Stated exercise
Each line that holds the word "Indian" counts once; report the total and nothing else.

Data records
——

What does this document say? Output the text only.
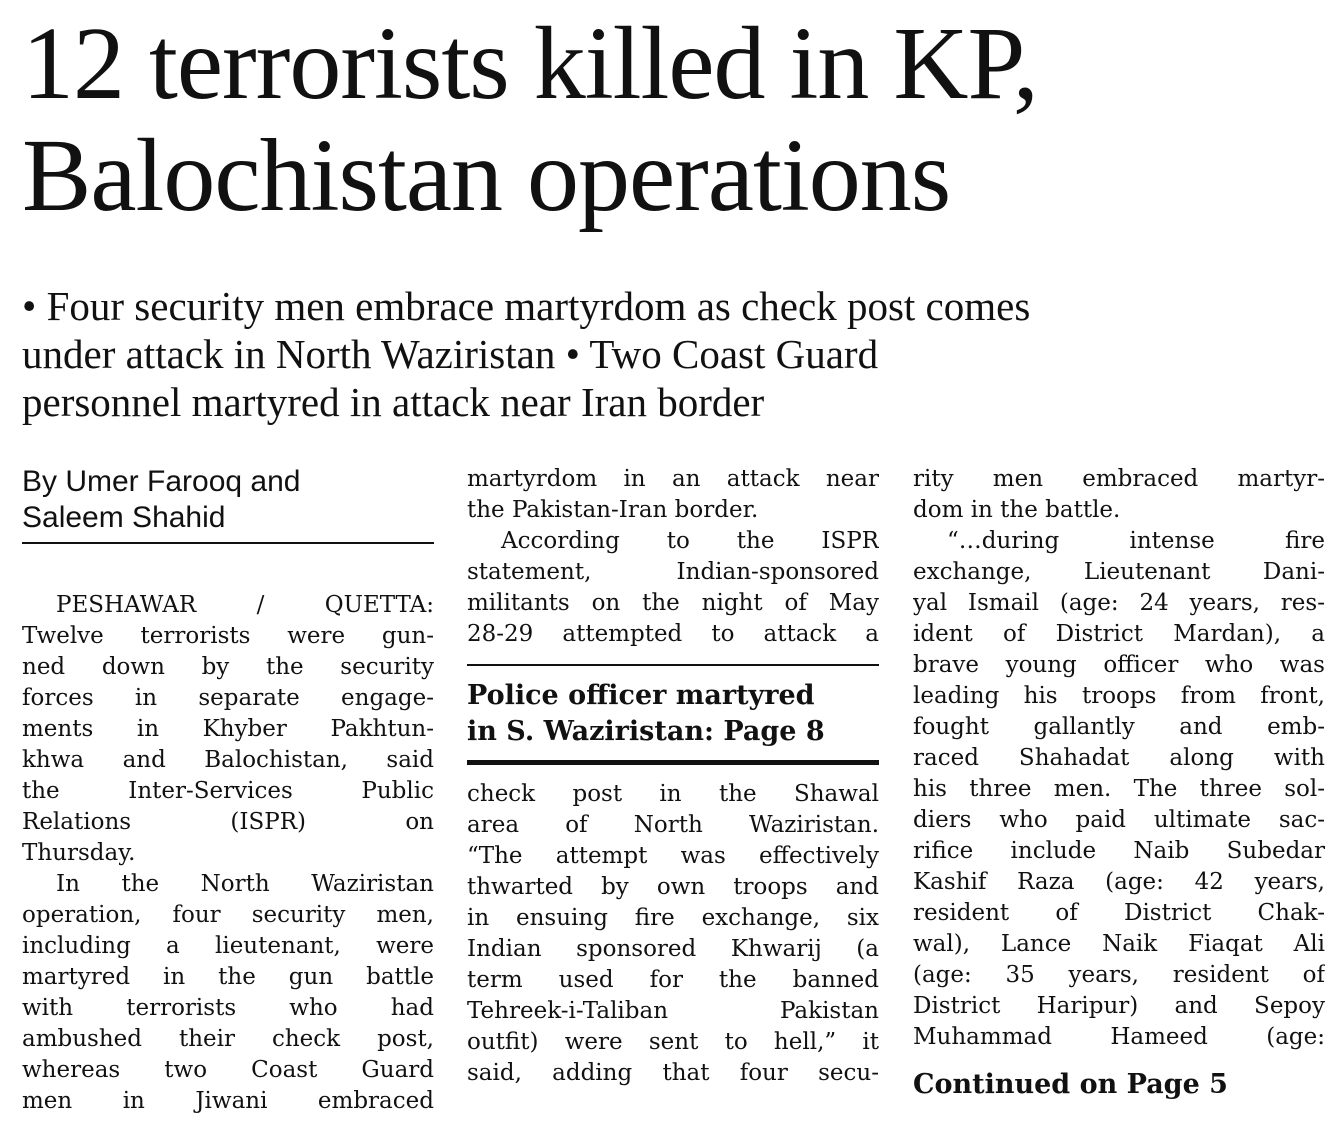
12 terrorists killed in KP,
Balochistan operations
• Four security men embrace martyrdom as check post comes
under attack in North Waziristan • Two Coast Guard
personnel martyred in attack near Iran border
By Umer Farooq and
Saleem Shahid
PESHAWAR / QUETTA:
Twelve terrorists were gun-
ned down by the security
forces in separate engage-
ments in Khyber Pakhtun-
khwa and Balochistan, said
the Inter-Services Public
Relations (ISPR) on
Thursday.
In the North Waziristan
operation, four security men,
including a lieutenant, were
martyred in the gun battle
with terrorists who had
ambushed their check post,
whereas two Coast Guard
men in Jiwani embraced
martyrdom in an attack near
the Pakistan-Iran border.
According to the ISPR
statement, Indian-sponsored
militants on the night of May
28-29 attempted to attack a
Police officer martyred
in S. Waziristan: Page 8
check post in the Shawal
area of North Waziristan.
“The attempt was effectively
thwarted by own troops and
in ensuing fire exchange, six
Indian sponsored Khwarij (a
term used for the banned
Tehreek-i-Taliban Pakistan
outfit) were sent to hell,” it
said, adding that four secu-
rity men embraced martyr-
dom in the battle.
“…during intense fire
exchange, Lieutenant Dani-
yal Ismail (age: 24 years, res-
ident of District Mardan), a
brave young officer who was
leading his troops from front,
fought gallantly and emb-
raced Shahadat along with
his three men. The three sol-
diers who paid ultimate sac-
rifice include Naib Subedar
Kashif Raza (age: 42 years,
resident of District Chak-
wal), Lance Naik Fiaqat Ali
(age: 35 years, resident of
District Haripur) and Sepoy
Muhammad Hameed (age:
Continued on Page 5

——

Result
2